What is asked:
Locate the lines where "отчетах" occurs and copy them as they stand.

Material supplied:
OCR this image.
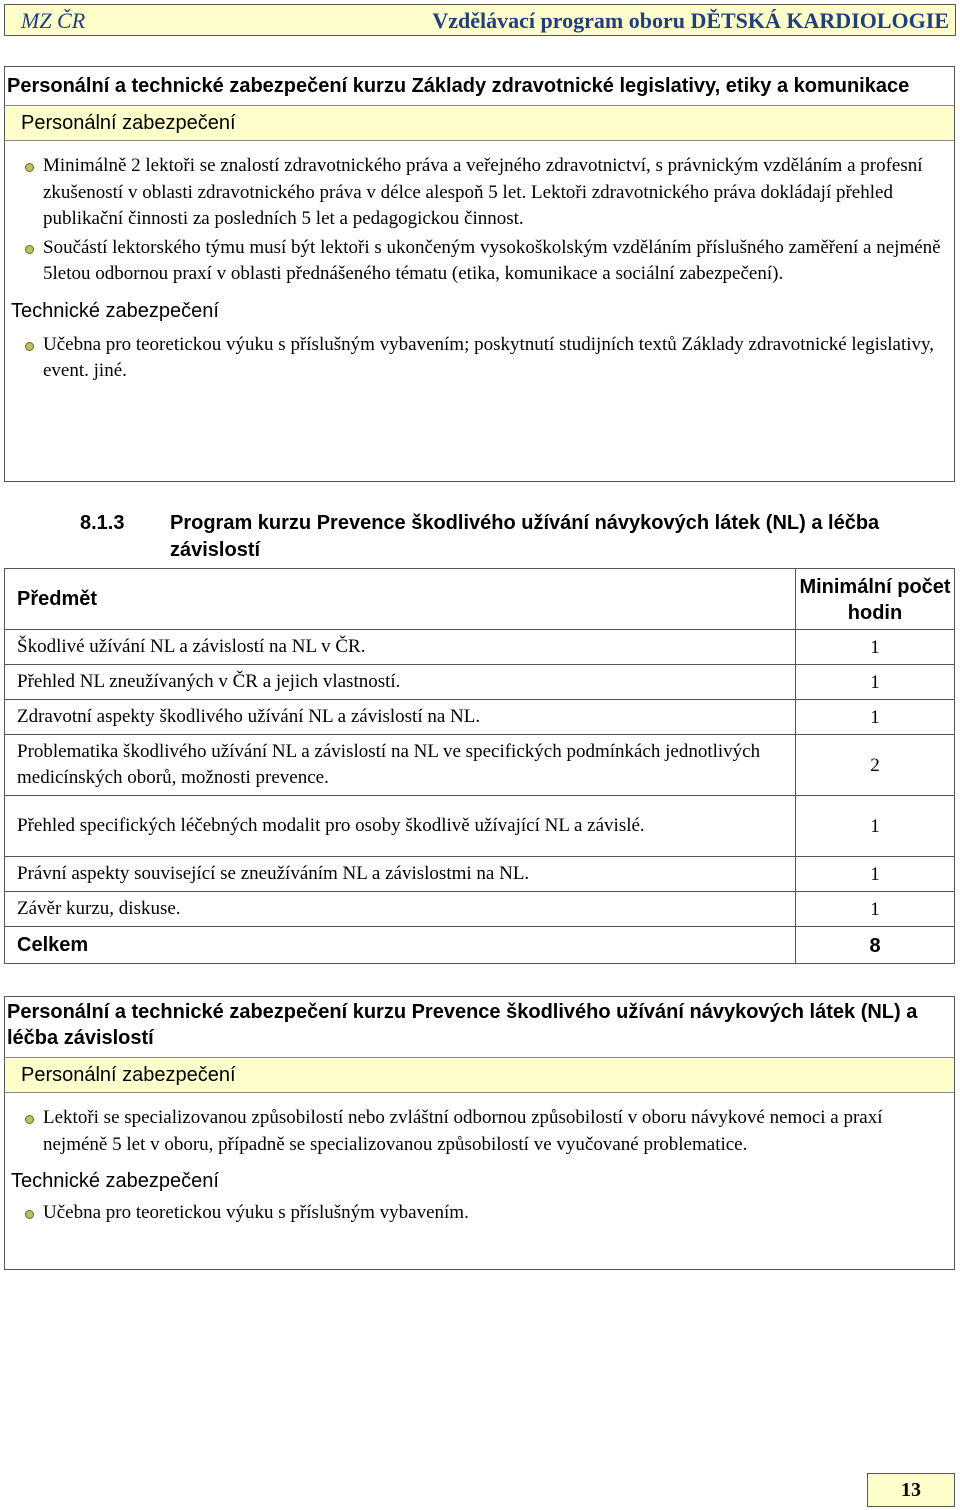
MZ ČR	Vzdělávací program oboru DĚTSKÁ KARDIOLOGIE
Personální a technické zabezpečení kurzu Základy zdravotnické legislativy, etiky a komunikace
Personální zabezpečení
Minimálně 2 lektoři se znalostí zdravotnického práva a veřejného zdravotnictví, s právnickým vzděláním a profesní zkušeností v oblasti zdravotnického práva v délce alespoň 5 let. Lektoři zdravotnického práva dokládají přehled publikační činnosti za posledních 5 let a pedagogickou činnost.
Součástí lektorského týmu musí být lektoři s ukončeným vysokoškolským vzděláním příslušného zaměření a nejméně 5letou odbornou praxí v oblasti přednášeného tématu (etika, komunikace a sociální zabezpečení).
Technické zabezpečení
Učebna pro teoretickou výuku s příslušným vybavením; poskytnutí studijních textů Základy zdravotnické legislativy, event. jiné.
8.1.3 Program kurzu Prevence škodlivého užívání návykových látek (NL) a léčba závislostí
Předmět	Minimální počet hodin
Škodlivé užívání NL a závislostí na NL v ČR.	1
Přehled NL zneužívaných v ČR a jejich vlastností.	1
Zdravotní aspekty škodlivého užívání NL a závislostí na NL.	1
Problematika škodlivého užívání NL a závislostí na NL ve specifických podmínkách jednotlivých medicínských oborů, možnosti prevence.	2
Přehled specifických léčebných modalit pro osoby škodlivě užívající NL a závislé.	1
Právní aspekty související se zneužíváním NL a závislostmi na NL.	1
Závěr kurzu, diskuse.	1
Celkem	8
Personální a technické zabezpečení kurzu Prevence škodlivého užívání návykových látek (NL) a léčba závislostí
Personální zabezpečení
Lektoři se specializovanou způsobilostí nebo zvláštní odbornou způsobilostí v oboru návykové nemoci a praxí nejméně 5 let v oboru, případně se specializovanou způsobilostí ve vyučované problematice.
Technické zabezpečení
Učebna pro teoretickou výuku s příslušným vybavením.
13
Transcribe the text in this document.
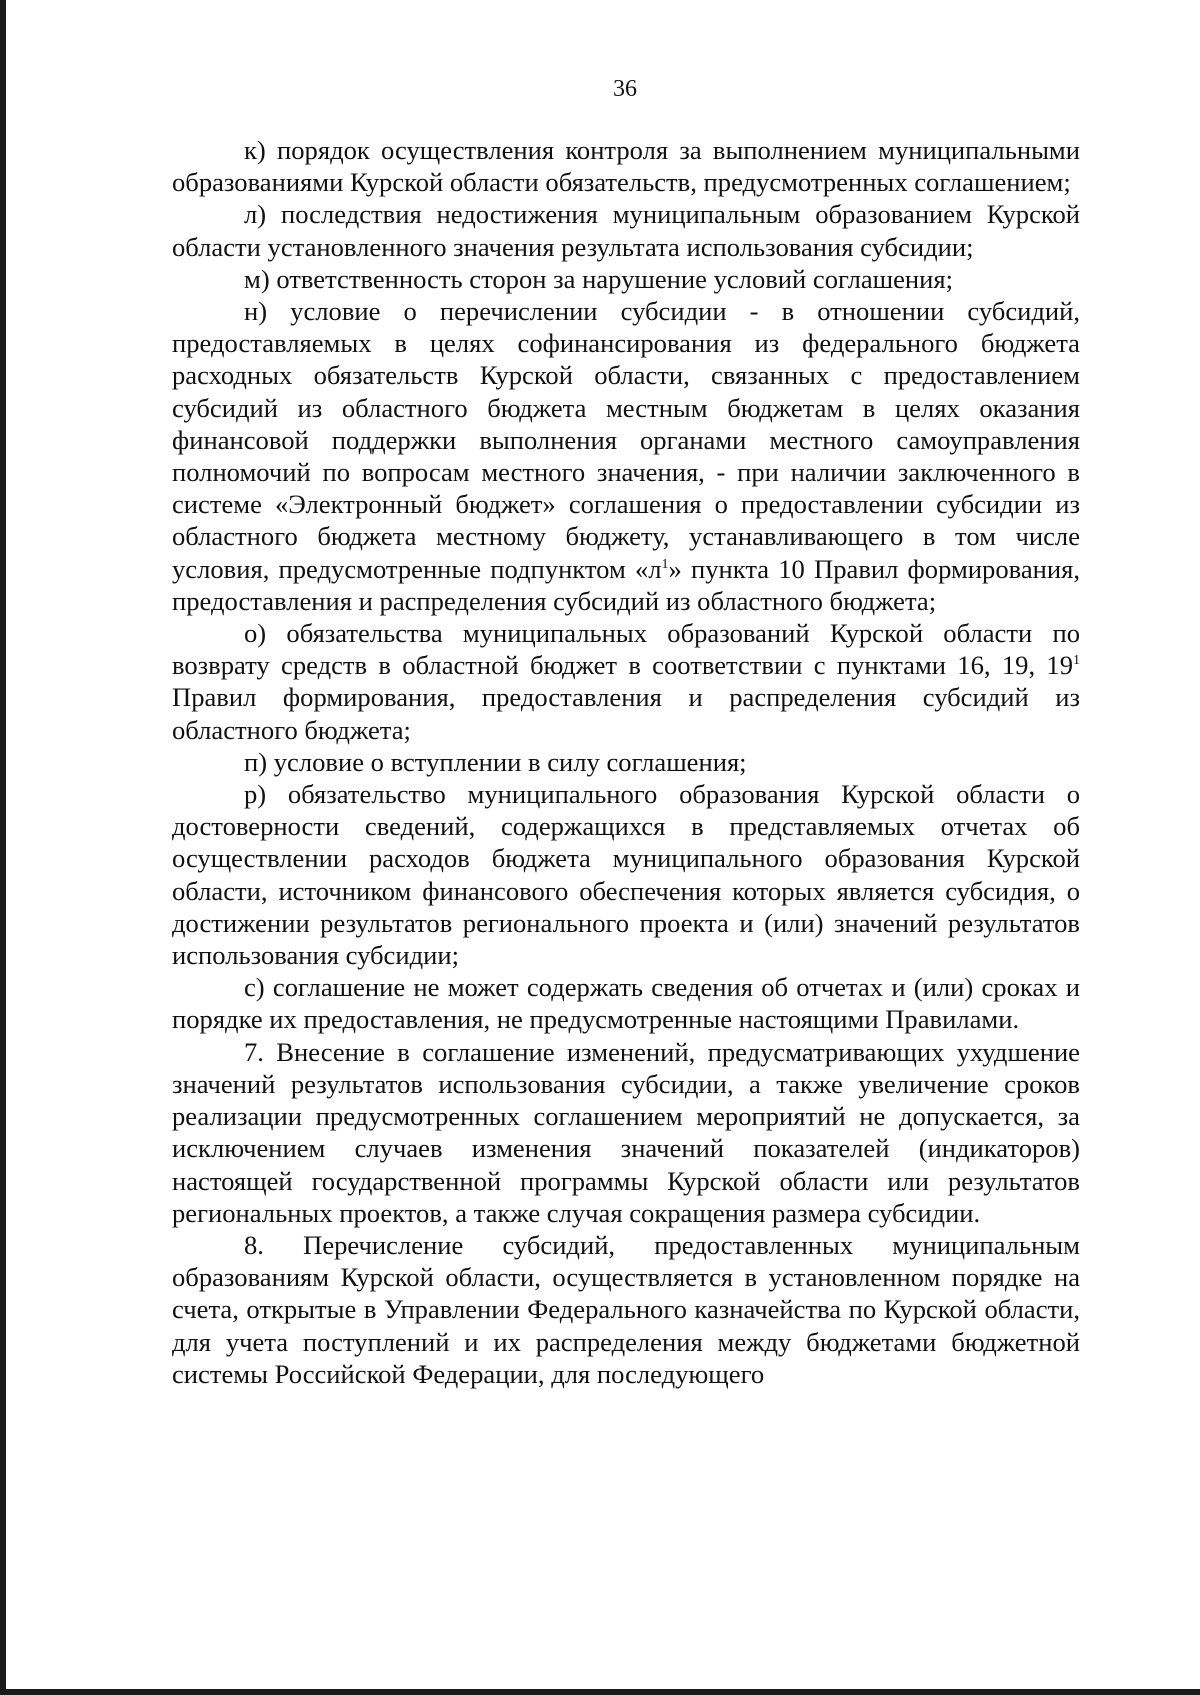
36

к) порядок осуществления контроля за выполнением муниципальными образованиями Курской области обязательств, предусмотренных соглашением;

л) последствия недостижения муниципальным образованием Курской области установленного значения результата использования субсидии;

м) ответственность сторон за нарушение условий соглашения;

н) условие о перечислении субсидии - в отношении субсидий, предоставляемых в целях софинансирования из федерального бюджета расходных обязательств Курской области, связанных с предоставлением субсидий из областного бюджета местным бюджетам в целях оказания финансовой поддержки выполнения органами местного самоуправления полномочий по вопросам местного значения, - при наличии заключенного в системе «Электронный бюджет» соглашения о предоставлении субсидии из областного бюджета местному бюджету, устанавливающего в том числе условия, предусмотренные подпунктом «$л^1$» пункта 10 Правил формирования, предоставления и распределения субсидий из областного бюджета;

о) обязательства муниципальных образований Курской области по возврату средств в областной бюджет в соответствии с пунктами 16, 19, $19^1$ Правил формирования, предоставления и распределения субсидий из областного бюджета;

п) условие о вступлении в силу соглашения;

р) обязательство муниципального образования Курской области о достоверности сведений, содержащихся в представляемых отчетах об осуществлении расходов бюджета муниципального образования Курской области, источником финансового обеспечения которых является субсидия, о достижении результатов регионального проекта и (или) значений результатов использования субсидии;

с) соглашение не может содержать сведения об отчетах и (или) сроках и порядке их предоставления, не предусмотренные настоящими Правилами.

7. Внесение в соглашение изменений, предусматривающих ухудшение значений результатов использования субсидии, а также увеличение сроков реализации предусмотренных соглашением мероприятий не допускается, за исключением случаев изменения значений показателей (индикаторов) настоящей государственной программы Курской области или результатов региональных проектов, а также случая сокращения размера субсидии.

8. Перечисление субсидий, предоставленных муниципальным образованиям Курской области, осуществляется в установленном порядке на счета, открытые в Управлении Федерального казначейства по Курской области, для учета поступлений и их распределения между бюджетами бюджетной системы Российской Федерации, для последующего
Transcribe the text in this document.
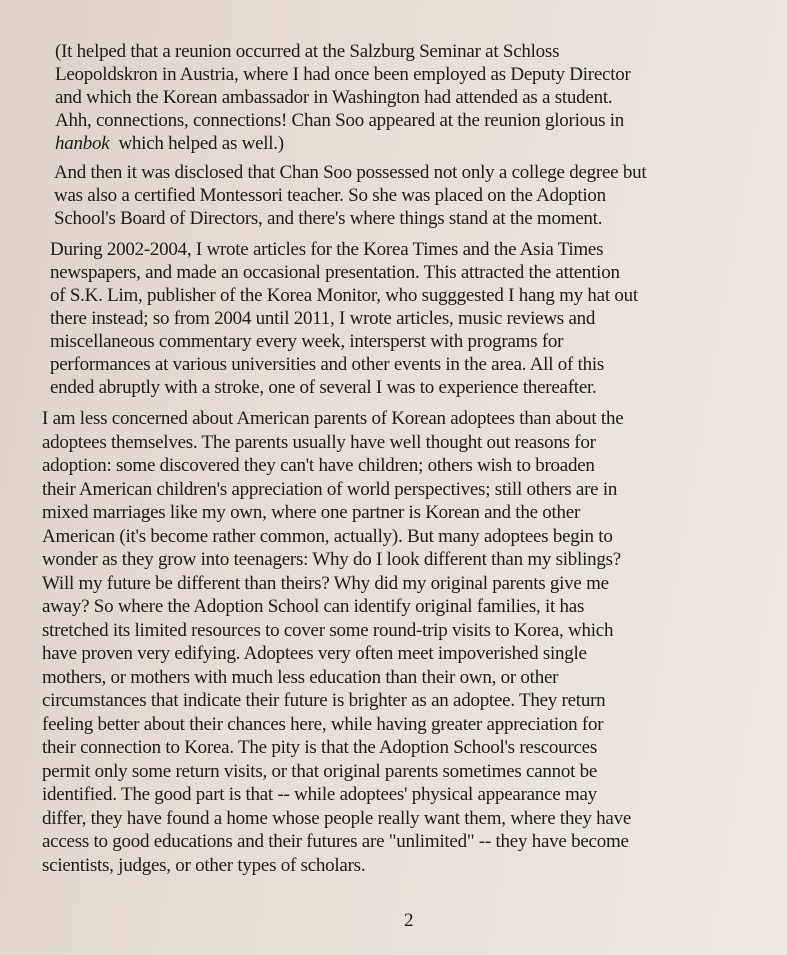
(It helped that a reunion occurred at the Salzburg Seminar at Schloss
Leopoldskron in Austria, where I had once been employed as Deputy Director
and which the Korean ambassador in Washington had attended as a student.
Ahh, connections, connections! Chan Soo appeared at the reunion glorious in
hanbok  which helped as well.)
And then it was disclosed that Chan Soo possessed not only a college degree but
was also a certified Montessori teacher. So she was placed on the Adoption
School's Board of Directors, and there's where things stand at the moment.
During 2002-2004, I wrote articles for the Korea Times and the Asia Times
newspapers, and made an occasional presentation. This attracted the attention
of S.K. Lim, publisher of the Korea Monitor, who sugggested I hang my hat out
there instead; so from 2004 until 2011, I wrote articles, music reviews and
miscellaneous commentary every week, intersperst with programs for
performances at various universities and other events in the area. All of this
ended abruptly with a stroke, one of several I was to experience thereafter.
I am less concerned about American parents of Korean adoptees than about the
adoptees themselves. The parents usually have well thought out reasons for
adoption: some discovered they can't have children; others wish to broaden
their American children's appreciation of world perspectives; still others are in
mixed marriages like my own, where one partner is Korean and the other
American (it's become rather common, actually). But many adoptees begin to
wonder as they grow into teenagers: Why do I look different than my siblings?
Will my future be different than theirs? Why did my original parents give me
away? So where the Adoption School can identify original families, it has
stretched its limited resources to cover some round-trip visits to Korea, which
have proven very edifying. Adoptees very often meet impoverished single
mothers, or mothers with much less education than their own, or other
circumstances that indicate their future is brighter as an adoptee. They return
feeling better about their chances here, while having greater appreciation for
their connection to Korea. The pity is that the Adoption School's rescources
permit only some return visits, or that original parents sometimes cannot be
identified. The good part is that -- while adoptees' physical appearance may
differ, they have found a home whose people really want them, where they have
access to good educations and their futures are "unlimited" -- they have become
scientists, judges, or other types of scholars.
2
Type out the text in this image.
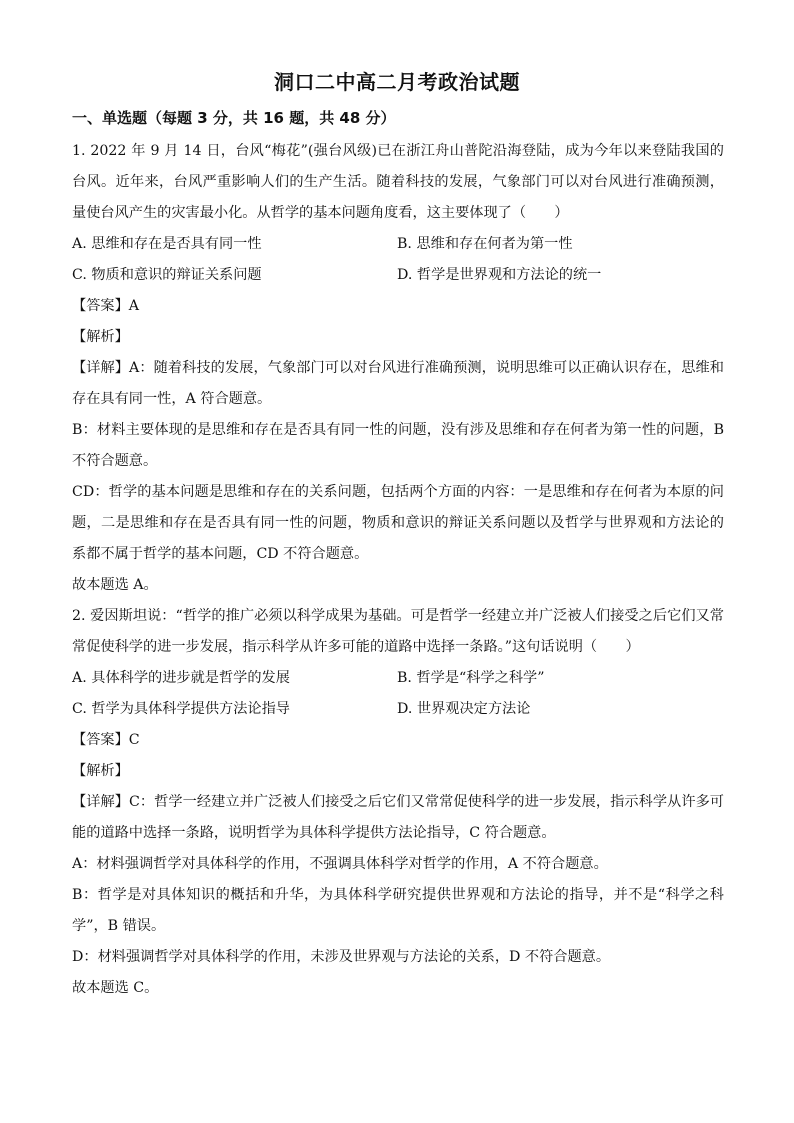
洞口二中高二月考政治试题
一、单选题（每题 3 分，共 16 题，共 48 分）
1. 2022 年 9 月 14 日，台风“梅花”(强台风级)已在浙江舟山普陀沿海登陆，成为今年以来登陆我国的
台风。近年来，台风严重影响人们的生产生活。随着科技的发展，气象部门可以对台风进行准确预测，
量使台风产生的灾害最小化。从哲学的基本问题角度看，这主要体现了（　　）
A. 思维和存在是否具有同一性	B. 思维和存在何者为第一性
C. 物质和意识的辩证关系问题	D. 哲学是世界观和方法论的统一
【答案】A
【解析】
【详解】A：随着科技的发展，气象部门可以对台风进行准确预测，说明思维可以正确认识存在，思维和
存在具有同一性，A 符合题意。
B：材料主要体现的是思维和存在是否具有同一性的问题，没有涉及思维和存在何者为第一性的问题，B
不符合题意。
CD：哲学的基本问题是思维和存在的关系问题，包括两个方面的内容：一是思维和存在何者为本原的问
题，二是思维和存在是否具有同一性的问题，物质和意识的辩证关系问题以及哲学与世界观和方法论的
系都不属于哲学的基本问题，CD 不符合题意。
故本题选 A。
2. 爱因斯坦说：“哲学的推广必须以科学成果为基础。可是哲学一经建立并广泛被人们接受之后它们又常
常促使科学的进一步发展，指示科学从许多可能的道路中选择一条路。”这句话说明（　　）
A. 具体科学的进步就是哲学的发展	B. 哲学是“科学之科学”
C. 哲学为具体科学提供方法论指导	D. 世界观决定方法论
【答案】C
【解析】
【详解】C：哲学一经建立并广泛被人们接受之后它们又常常促使科学的进一步发展，指示科学从许多可
能的道路中选择一条路，说明哲学为具体科学提供方法论指导，C 符合题意。
A：材料强调哲学对具体科学的作用，不强调具体科学对哲学的作用，A 不符合题意。
B：哲学是对具体知识的概括和升华，为具体科学研究提供世界观和方法论的指导，并不是“科学之科
学”，B 错误。
D：材料强调哲学对具体科学的作用，未涉及世界观与方法论的关系，D 不符合题意。
故本题选 C。
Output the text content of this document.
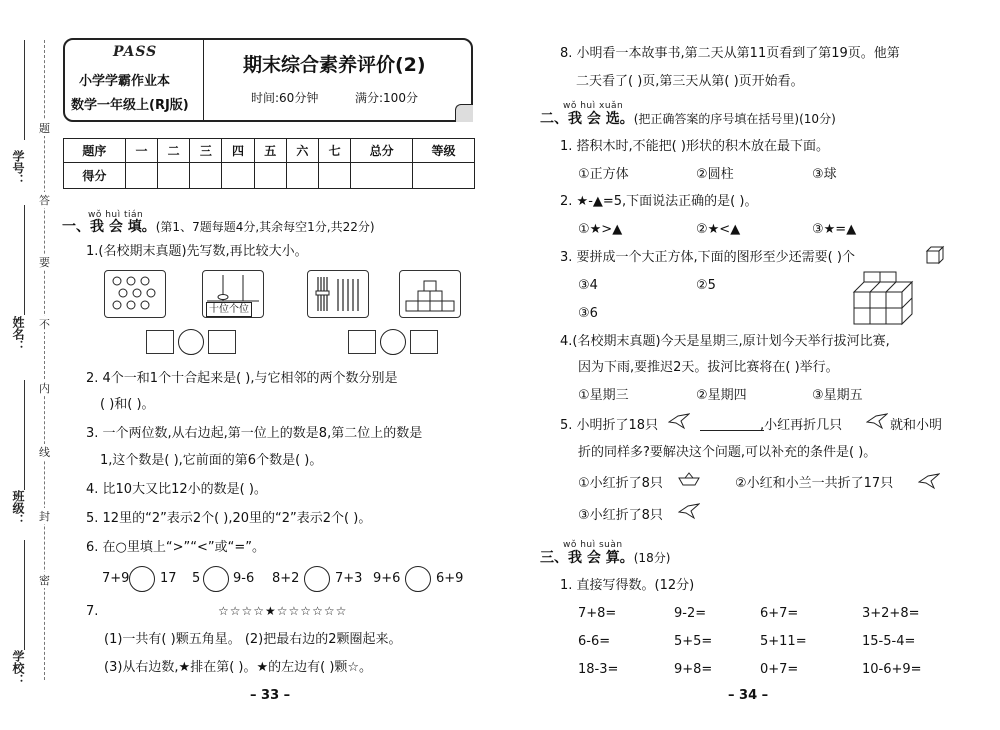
学号：
姓名：
班级：
学校：
题
答
要
不
内
线
封
密
PASS
小学学霸作业本
数学一年级上(RJ版)
期末综合素养评价(2)
时间:60分钟	满分:100分
题序	一	二	三	四	五	六	七	总分	等级
得分									
wǒ huì tián
一、我 会 填。(第1、7题每题4分,其余每空1分,共22分)
1.(名校期末真题)先写数,再比较大小。
十位个位
2. 4个一和1个十合起来是( ),与它相邻的两个数分别是
( )和( )。
3. 一个两位数,从右边起,第一位上的数是8,第二位上的数是
1,这个数是( ),它前面的第6个数是( )。
4. 比10大又比12小的数是( )。
5. 12里的“2”表示2个( ),20里的“2”表示2个( )。
6. 在○里填上“>”“<”或“=”。
7+9 17 5	9-6 8+2	7+3 9+6	6+9
7.	☆☆☆☆★☆☆☆☆☆☆
(1)一共有( )颗五角星。 (2)把最右边的2颗圈起来。
(3)从右边数,★排在第( )。★的左边有( )颗☆。
– 33 –
8. 小明看一本故事书,第二天从第11页看到了第19页。他第
二天看了( )页,第三天从第( )页开始看。
wǒ huì xuǎn
二、我 会 选。(把正确答案的序号填在括号里)(10分)
1. 搭积木时,不能把( )形状的积木放在最下面。
①正方体	②圆柱	③球
2. ★-▲=5,下面说法正确的是( )。
①★>▲	②★<▲	③★=▲
3. 要拼成一个大正方体,下面的图形至少还需要( )个
③4	②5
③6
4.(名校期末真题)今天是星期三,原计划今天举行拔河比赛,
因为下雨,要推迟2天。拔河比赛将在( )举行。
①星期三	②星期四	③星期五
5. 小明折了18只	,小红再折几只	就和小明
折的同样多?要解决这个问题,可以补充的条件是( )。
①小红折了8只	②小红和小兰一共折了17只
③小红折了8只
wǒ huì suàn
三、我 会 算。(18分)
1. 直接写得数。(12分)
7+8=	9-2=	6+7=	3+2+8=
6-6=	5+5=	5+11=	15-5-4=
18-3=	9+8=	0+7=	10-6+9=
– 34 –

Solution to this problem:
р) обязательство муниципального образования Курской области о достоверности сведений, содержащихся в представляемых отчетах об осуществлении расходов бюджета муниципального образования Курской области, источником финансового обеспечения которых является субсидия, о достижении результатов регионального проекта и (или) значений результатов использования субсидии;
с) соглашение не может содержать сведения об отчетах и (или) сроках и порядке их предоставления, не предусмотренные настоящими Правилами.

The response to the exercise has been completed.